Scan the records and identify every line in which the string "from" occurs, then return those lines.

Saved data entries
/---
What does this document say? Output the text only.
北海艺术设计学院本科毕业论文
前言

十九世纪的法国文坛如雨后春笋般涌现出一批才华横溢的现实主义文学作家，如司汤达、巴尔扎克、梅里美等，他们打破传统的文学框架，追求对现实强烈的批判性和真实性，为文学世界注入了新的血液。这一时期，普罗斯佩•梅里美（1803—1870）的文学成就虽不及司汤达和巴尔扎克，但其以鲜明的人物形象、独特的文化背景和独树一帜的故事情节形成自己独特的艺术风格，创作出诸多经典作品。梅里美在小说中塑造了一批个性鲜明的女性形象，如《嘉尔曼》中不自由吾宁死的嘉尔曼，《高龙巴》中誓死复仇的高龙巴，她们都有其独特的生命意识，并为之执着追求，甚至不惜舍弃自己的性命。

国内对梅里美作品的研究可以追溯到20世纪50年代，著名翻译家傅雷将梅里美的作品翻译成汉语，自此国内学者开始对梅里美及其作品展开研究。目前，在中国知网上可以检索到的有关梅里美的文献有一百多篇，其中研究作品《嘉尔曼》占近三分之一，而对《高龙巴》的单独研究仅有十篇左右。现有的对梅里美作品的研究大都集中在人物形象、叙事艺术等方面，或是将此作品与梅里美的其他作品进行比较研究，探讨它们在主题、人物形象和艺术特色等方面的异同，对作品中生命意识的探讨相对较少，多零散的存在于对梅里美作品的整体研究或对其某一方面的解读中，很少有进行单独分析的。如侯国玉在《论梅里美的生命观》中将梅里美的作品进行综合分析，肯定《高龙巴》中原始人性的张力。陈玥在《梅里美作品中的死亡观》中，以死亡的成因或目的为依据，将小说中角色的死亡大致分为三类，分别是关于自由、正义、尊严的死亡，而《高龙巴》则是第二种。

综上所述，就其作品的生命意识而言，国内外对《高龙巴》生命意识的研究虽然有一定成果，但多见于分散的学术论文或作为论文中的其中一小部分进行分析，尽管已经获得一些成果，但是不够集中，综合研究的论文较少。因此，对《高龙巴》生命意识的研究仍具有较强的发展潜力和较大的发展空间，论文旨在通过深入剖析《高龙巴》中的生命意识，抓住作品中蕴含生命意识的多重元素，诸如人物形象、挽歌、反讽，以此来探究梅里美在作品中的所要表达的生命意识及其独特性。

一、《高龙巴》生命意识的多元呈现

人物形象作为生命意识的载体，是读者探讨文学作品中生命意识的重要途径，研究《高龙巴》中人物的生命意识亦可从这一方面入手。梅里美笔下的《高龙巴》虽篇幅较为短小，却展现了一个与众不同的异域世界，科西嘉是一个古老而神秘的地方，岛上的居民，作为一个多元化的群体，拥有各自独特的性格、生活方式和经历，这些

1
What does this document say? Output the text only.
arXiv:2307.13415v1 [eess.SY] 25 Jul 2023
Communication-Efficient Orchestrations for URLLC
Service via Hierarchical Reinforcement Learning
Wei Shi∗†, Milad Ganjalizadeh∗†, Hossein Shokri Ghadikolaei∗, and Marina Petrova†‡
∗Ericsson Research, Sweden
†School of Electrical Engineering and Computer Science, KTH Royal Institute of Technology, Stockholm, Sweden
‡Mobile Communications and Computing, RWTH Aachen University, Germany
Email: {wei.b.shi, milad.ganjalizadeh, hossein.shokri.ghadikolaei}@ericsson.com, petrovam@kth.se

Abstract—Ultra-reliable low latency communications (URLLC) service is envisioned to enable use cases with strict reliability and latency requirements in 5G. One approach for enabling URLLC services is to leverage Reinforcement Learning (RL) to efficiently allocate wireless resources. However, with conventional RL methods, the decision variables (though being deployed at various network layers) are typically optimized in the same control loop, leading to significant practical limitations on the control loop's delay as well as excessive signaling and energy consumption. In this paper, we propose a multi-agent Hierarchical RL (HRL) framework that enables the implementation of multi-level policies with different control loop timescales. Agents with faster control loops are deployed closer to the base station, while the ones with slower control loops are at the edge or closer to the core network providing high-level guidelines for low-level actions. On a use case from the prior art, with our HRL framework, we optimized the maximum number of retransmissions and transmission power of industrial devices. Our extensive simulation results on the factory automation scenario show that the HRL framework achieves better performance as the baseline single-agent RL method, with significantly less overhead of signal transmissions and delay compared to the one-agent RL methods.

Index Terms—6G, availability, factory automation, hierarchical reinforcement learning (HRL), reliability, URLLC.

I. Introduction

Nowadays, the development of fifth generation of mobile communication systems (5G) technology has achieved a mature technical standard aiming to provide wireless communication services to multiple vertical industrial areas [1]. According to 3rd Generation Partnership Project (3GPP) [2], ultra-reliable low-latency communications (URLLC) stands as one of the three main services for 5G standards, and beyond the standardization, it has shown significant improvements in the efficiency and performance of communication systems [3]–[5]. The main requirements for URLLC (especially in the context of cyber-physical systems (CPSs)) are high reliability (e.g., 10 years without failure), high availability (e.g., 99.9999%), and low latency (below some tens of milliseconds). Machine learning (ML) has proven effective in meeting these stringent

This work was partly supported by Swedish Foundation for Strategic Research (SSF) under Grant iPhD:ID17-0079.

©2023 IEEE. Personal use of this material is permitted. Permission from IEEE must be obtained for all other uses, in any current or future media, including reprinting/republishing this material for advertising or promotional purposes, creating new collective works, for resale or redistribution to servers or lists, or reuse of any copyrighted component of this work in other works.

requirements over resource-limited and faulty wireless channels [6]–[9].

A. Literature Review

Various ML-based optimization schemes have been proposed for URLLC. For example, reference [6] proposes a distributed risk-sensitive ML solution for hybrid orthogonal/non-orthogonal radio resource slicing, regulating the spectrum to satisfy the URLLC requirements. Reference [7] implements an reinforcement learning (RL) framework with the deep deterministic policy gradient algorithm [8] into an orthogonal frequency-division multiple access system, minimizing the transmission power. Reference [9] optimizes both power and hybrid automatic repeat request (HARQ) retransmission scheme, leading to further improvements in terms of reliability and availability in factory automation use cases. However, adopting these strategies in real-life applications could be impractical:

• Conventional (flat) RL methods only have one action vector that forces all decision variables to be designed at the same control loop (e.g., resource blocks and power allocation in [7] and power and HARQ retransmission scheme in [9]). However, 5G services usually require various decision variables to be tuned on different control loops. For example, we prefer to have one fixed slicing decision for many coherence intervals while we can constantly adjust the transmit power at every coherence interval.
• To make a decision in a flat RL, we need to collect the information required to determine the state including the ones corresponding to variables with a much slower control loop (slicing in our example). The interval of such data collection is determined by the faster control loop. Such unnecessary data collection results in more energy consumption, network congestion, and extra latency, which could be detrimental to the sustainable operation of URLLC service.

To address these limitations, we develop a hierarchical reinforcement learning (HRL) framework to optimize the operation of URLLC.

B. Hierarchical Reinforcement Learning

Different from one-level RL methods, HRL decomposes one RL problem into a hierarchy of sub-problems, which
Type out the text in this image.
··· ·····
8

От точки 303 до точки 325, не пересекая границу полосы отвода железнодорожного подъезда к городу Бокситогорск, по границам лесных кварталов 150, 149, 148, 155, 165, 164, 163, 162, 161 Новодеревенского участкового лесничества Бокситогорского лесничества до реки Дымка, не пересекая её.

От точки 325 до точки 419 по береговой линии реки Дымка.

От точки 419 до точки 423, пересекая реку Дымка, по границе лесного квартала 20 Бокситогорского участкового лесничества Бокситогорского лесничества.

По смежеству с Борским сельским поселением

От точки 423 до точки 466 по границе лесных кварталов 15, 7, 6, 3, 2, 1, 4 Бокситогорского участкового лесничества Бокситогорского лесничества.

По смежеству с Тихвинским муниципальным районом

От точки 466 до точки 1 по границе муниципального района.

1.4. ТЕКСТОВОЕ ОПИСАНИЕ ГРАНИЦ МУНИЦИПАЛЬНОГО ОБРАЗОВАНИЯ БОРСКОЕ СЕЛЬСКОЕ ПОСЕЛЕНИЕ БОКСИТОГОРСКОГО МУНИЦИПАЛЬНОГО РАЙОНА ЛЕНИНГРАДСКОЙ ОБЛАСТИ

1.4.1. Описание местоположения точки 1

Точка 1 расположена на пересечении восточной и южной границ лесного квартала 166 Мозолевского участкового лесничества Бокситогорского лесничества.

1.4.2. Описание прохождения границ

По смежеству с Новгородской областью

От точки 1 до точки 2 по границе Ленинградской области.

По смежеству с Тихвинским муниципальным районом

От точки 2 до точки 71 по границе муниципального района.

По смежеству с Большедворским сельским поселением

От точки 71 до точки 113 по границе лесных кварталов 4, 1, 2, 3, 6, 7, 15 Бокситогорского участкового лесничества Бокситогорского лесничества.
\---
**Exercise solution**
Abstract—Ultra-reliable low latency communications (URLLC) service is envisioned to enable use cases with strict reliability and latency requirements in 5G. One approach for enabling URLLC services is to leverage Reinforcement Learning (RL) to efficiently allocate wireless resources. However, with conventional RL methods, the decision variables (though being deployed at various network layers) are typically optimized in the same control loop, leading to significant practical limitations on the control loop's delay as well as excessive signaling and energy consumption. In this paper, we propose a multi-agent Hierarchical RL (HRL) framework that enables the implementation of multi-level policies with different control loop timescales. Agents with faster control loops are deployed closer to the base station, while the ones with slower control loops are at the edge or closer to the core network providing high-level guidelines for low-level actions. On a use case from the prior art, with our HRL framework, we optimized the maximum number of retransmissions and transmission power of industrial devices. Our extensive simulation results on the factory automation scenario show that the HRL framework achieves better performance as the baseline single-agent RL method, with significantly less overhead of signal transmissions and delay compared to the one-agent RL methods.
©2023 IEEE. Personal use of this material is permitted. Permission from IEEE must be obtained for all other uses, in any current or future media, including reprinting/republishing this material for advertising or promotional purposes, creating new collective works, for resale or redistribution to servers or lists, or reuse of any copyrighted component of this work in other works.
Different from one-level RL methods, HRL decomposes one RL problem into a hierarchy of sub-problems, which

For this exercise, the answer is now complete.